- SHORT EXERCISE -
Faithfully return all lines, omitting every embedded picture.

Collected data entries
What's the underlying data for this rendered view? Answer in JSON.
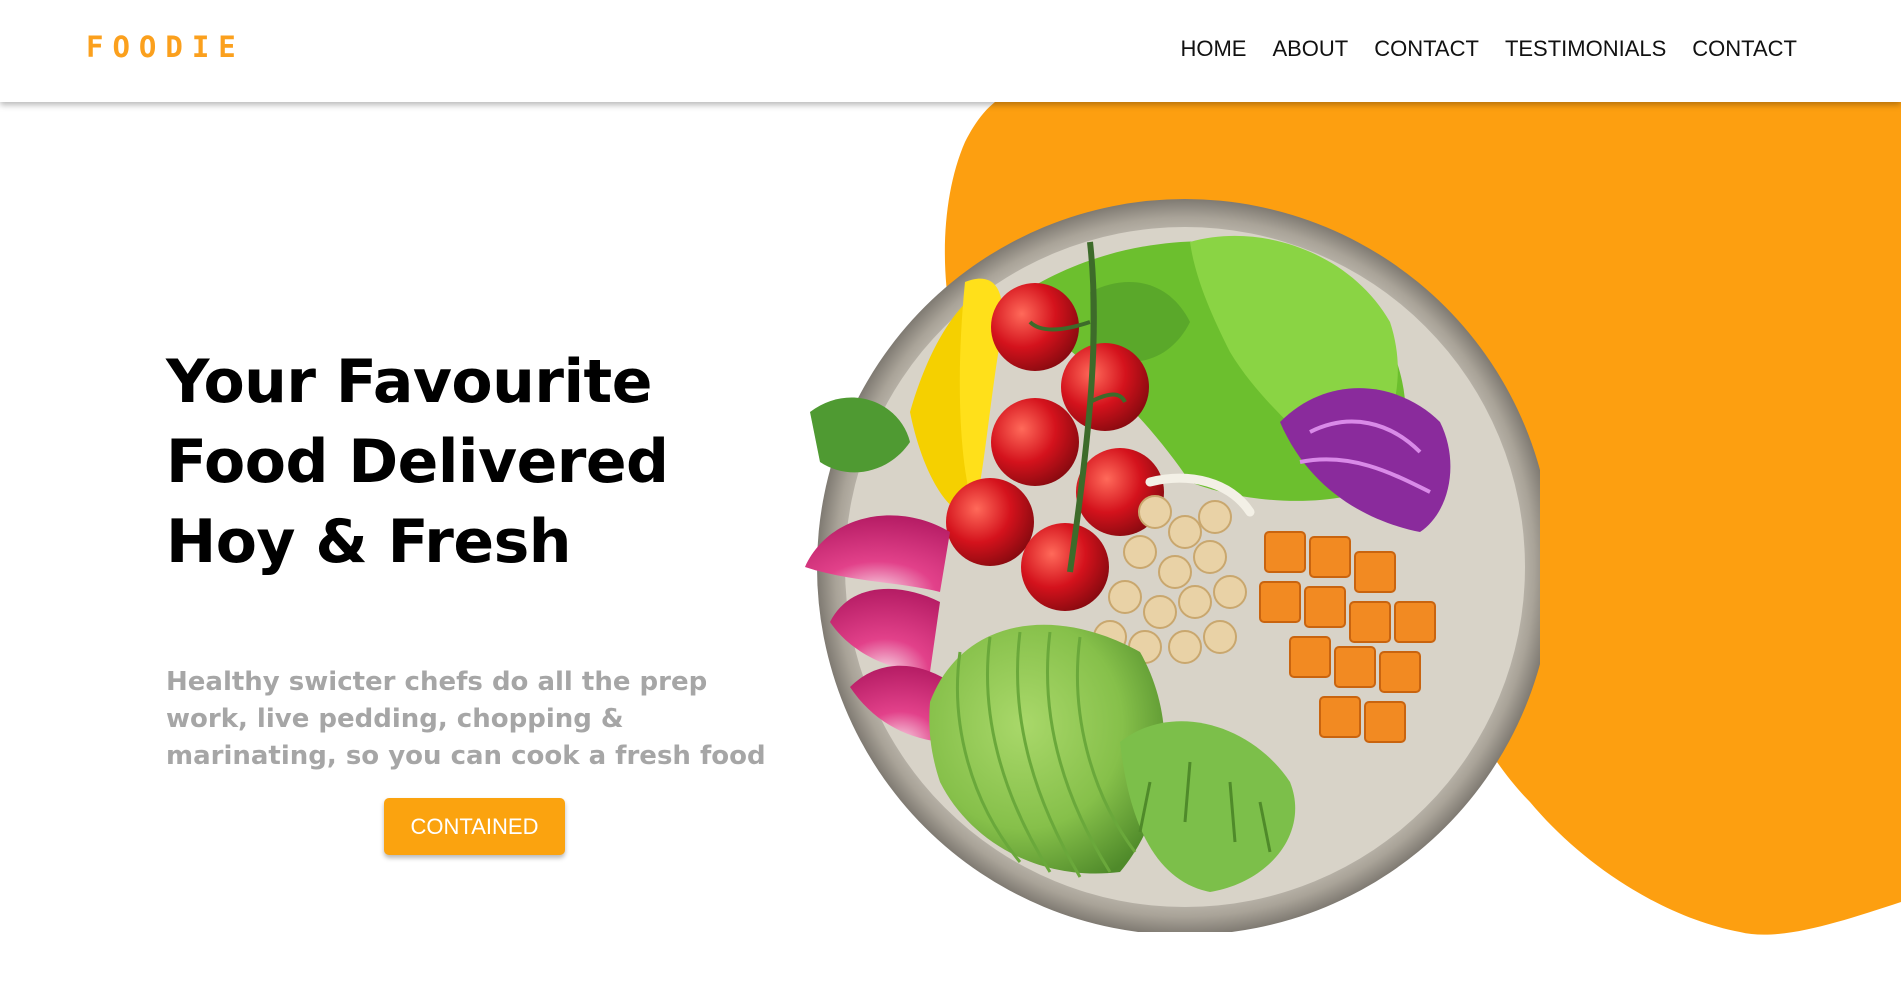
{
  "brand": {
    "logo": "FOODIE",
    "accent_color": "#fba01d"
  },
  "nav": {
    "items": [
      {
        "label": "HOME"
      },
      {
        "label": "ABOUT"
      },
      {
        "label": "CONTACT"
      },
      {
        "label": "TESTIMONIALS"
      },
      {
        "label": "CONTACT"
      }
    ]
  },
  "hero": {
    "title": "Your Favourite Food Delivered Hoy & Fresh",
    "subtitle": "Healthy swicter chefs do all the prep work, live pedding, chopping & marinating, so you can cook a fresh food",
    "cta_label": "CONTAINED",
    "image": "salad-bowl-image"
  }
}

- OUTPUT OF THE TASK -
What's the underlying data for this rendered view? Answer in JSON.
{
  "brand": {
    "logo": "FOODIE",
    "accent_color": "#fba01d"
  },
  "nav": {
    "items": [
      {
        "label": "HOME"
      },
      {
        "label": "ABOUT"
      },
      {
        "label": "CONTACT"
      },
      {
        "label": "TESTIMONIALS"
      },
      {
        "label": "CONTACT"
      }
    ]
  },
  "hero": {
    "title": "Your Favourite Food Delivered Hoy & Fresh",
    "subtitle": "Healthy swicter chefs do all the prep work, live pedding, chopping & marinating, so you can cook a fresh food",
    "cta_label": "CONTAINED",
    "image": "salad-bowl-image"
  }
}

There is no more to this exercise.